Stated goal —
Using the listing below, report all lines holding the word "земельных".

Available data —
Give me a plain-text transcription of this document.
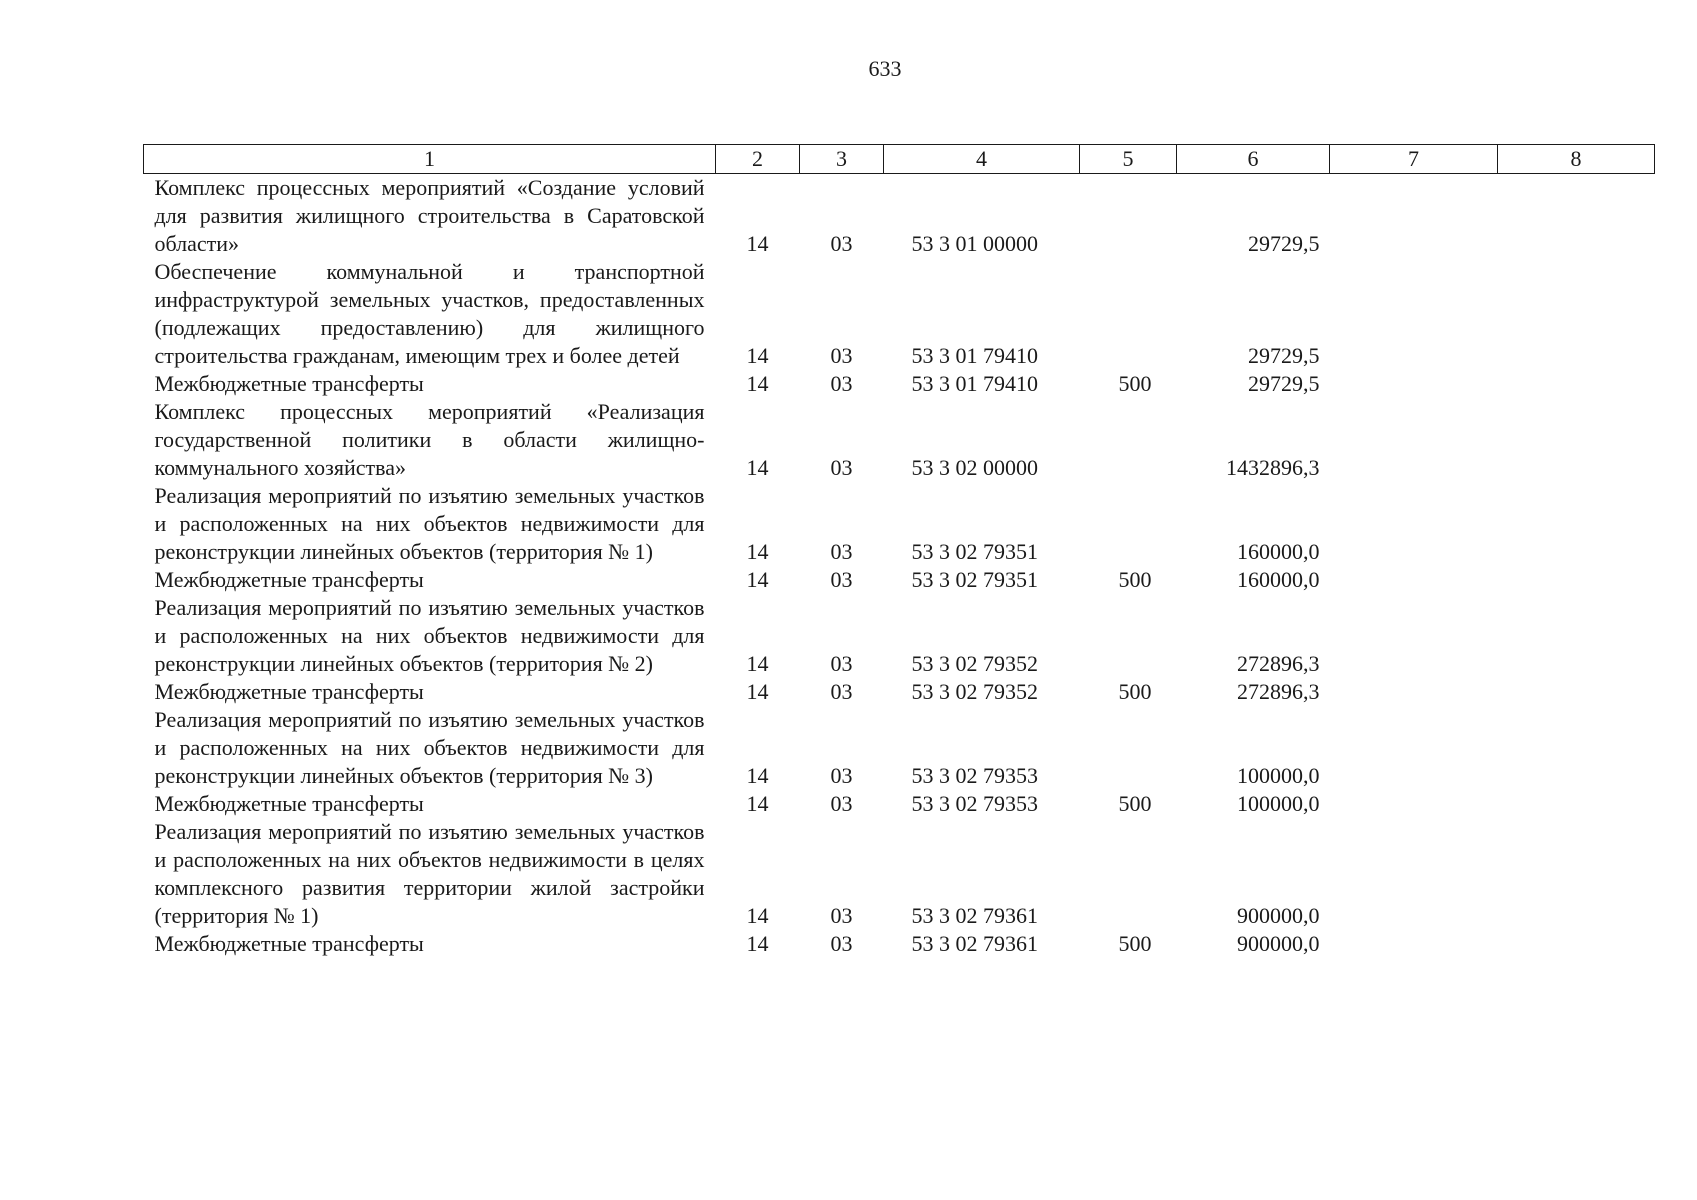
633
1	2	3	4	5	6	7	8
Комплекс процессных мероприятий «Создание условий для развития жилищного строительства в Саратовской области»	14	03	53 3 01 00000		29729,5		
Обеспечение коммунальной и транспортной инфраструктурой земельных участков, предоставленных (подлежащих предоставлению) для жилищного строительства гражданам, имеющим трех и более детей	14	03	53 3 01 79410		29729,5		
Межбюджетные трансферты	14	03	53 3 01 79410	500	29729,5		
Комплекс процессных мероприятий «Реализация государственной политики в области жилищно-коммунального хозяйства»	14	03	53 3 02 00000		1432896,3		
Реализация мероприятий по изъятию земельных участков и расположенных на них объектов недвижимости для реконструкции линейных объектов (территория № 1)	14	03	53 3 02 79351		160000,0		
Межбюджетные трансферты	14	03	53 3 02 79351	500	160000,0		
Реализация мероприятий по изъятию земельных участков и расположенных на них объектов недвижимости для реконструкции линейных объектов (территория № 2)	14	03	53 3 02 79352		272896,3		
Межбюджетные трансферты	14	03	53 3 02 79352	500	272896,3		
Реализация мероприятий по изъятию земельных участков и расположенных на них объектов недвижимости для реконструкции линейных объектов (территория № 3)	14	03	53 3 02 79353		100000,0		
Межбюджетные трансферты	14	03	53 3 02 79353	500	100000,0		
Реализация мероприятий по изъятию земельных участков и расположенных на них объектов недвижимости в целях комплексного развития территории жилой застройки (территория № 1)	14	03	53 3 02 79361		900000,0		
Межбюджетные трансферты	14	03	53 3 02 79361	500	900000,0		
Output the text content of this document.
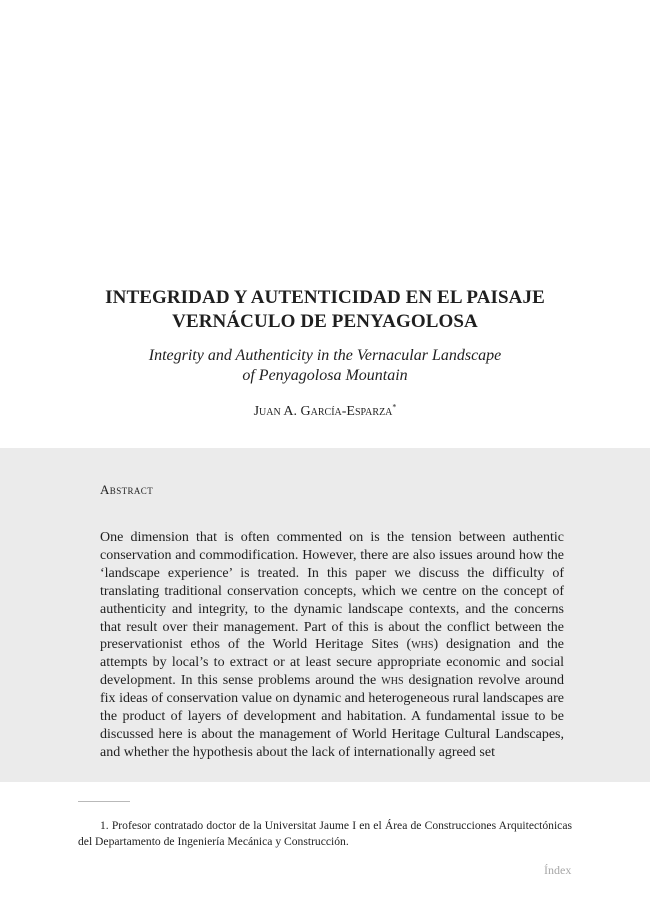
INTEGRIDAD Y AUTENTICIDAD EN EL PAISAJE
VERNÁCULO DE PENYAGOLOSA
Integrity and Authenticity in the Vernacular Landscape
of Penyagolosa Mountain
Juan A. García-Esparza*
Abstract

One dimension that is often commented on is the tension between authentic conservation and commodification. However, there are also issues around how the ‘landscape experience’ is treated. In this paper we discuss the difficulty of translating traditional conservation concepts, which we centre on the concept of authenticity and integrity, to the dynamic landscape contexts, and the concerns that result over their management. Part of this is about the conflict between the preservationist ethos of the World Heritage Sites (whs) designation and the attempts by local’s to extract or at least secure appropriate economic and social development. In this sense problems around the whs designation revolve around fix ideas of conservation value on dynamic and heterogeneous rural landscapes are the product of layers of development and habitation. A fundamental issue to be discussed here is about the management of World Heritage Cultural Landscapes, and whether the hypothesis about the lack of internationally agreed set

1. Profesor contratado doctor de la Universitat Jaume I en el Área de Construcciones Arquitectónicas del Departamento de Ingeniería Mecánica y Construcción.

Índex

Full output —
Обеспечение коммунальной и транспортной инфраструктурой земельных участков, предоставленных (подлежащих предоставлению) для жилищного строительства гражданам, имеющим трех и более детей	14	03	53 3 01 79410		29729,5		
Реализация мероприятий по изъятию земельных участков и расположенных на них объектов недвижимости для реконструкции линейных объектов (территория № 1)	14	03	53 3 02 79351		160000,0		
Реализация мероприятий по изъятию земельных участков и расположенных на них объектов недвижимости для реконструкции линейных объектов (территория № 2)	14	03	53 3 02 79352		272896,3		
Реализация мероприятий по изъятию земельных участков и расположенных на них объектов недвижимости для реконструкции линейных объектов (территория № 3)	14	03	53 3 02 79353		100000,0		
Реализация мероприятий по изъятию земельных участков и расположенных на них объектов недвижимости в целях комплексного развития территории жилой застройки (территория № 1)	14	03	53 3 02 79361		900000,0		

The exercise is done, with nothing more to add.